What the task asks = Identify all lines in the listing that include the word "故本选项错误", and copy them out.

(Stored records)
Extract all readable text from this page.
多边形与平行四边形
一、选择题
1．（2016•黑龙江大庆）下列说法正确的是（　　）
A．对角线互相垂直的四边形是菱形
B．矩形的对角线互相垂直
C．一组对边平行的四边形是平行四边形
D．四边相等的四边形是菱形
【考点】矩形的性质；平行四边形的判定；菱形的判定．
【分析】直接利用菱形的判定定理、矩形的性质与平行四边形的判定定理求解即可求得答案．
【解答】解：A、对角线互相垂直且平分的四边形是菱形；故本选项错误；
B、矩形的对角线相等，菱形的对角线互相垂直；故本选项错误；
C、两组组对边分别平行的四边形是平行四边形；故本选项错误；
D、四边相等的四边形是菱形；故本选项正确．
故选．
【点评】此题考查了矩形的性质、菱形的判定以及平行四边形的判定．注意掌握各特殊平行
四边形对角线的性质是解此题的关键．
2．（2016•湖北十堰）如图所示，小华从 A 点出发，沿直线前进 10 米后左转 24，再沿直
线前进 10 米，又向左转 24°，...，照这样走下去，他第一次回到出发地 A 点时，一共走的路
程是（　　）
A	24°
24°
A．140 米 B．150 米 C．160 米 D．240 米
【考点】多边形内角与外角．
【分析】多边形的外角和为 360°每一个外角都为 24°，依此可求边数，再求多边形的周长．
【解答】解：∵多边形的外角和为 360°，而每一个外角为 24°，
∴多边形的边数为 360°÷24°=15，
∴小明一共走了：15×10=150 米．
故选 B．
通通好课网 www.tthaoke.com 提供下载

Output below =
【解答】解：A、对角线互相垂直且平分的四边形是菱形；故本选项错误；
B、矩形的对角线相等，菱形的对角线互相垂直；故本选项错误；
C、两组组对边分别平行的四边形是平行四边形；故本选项错误；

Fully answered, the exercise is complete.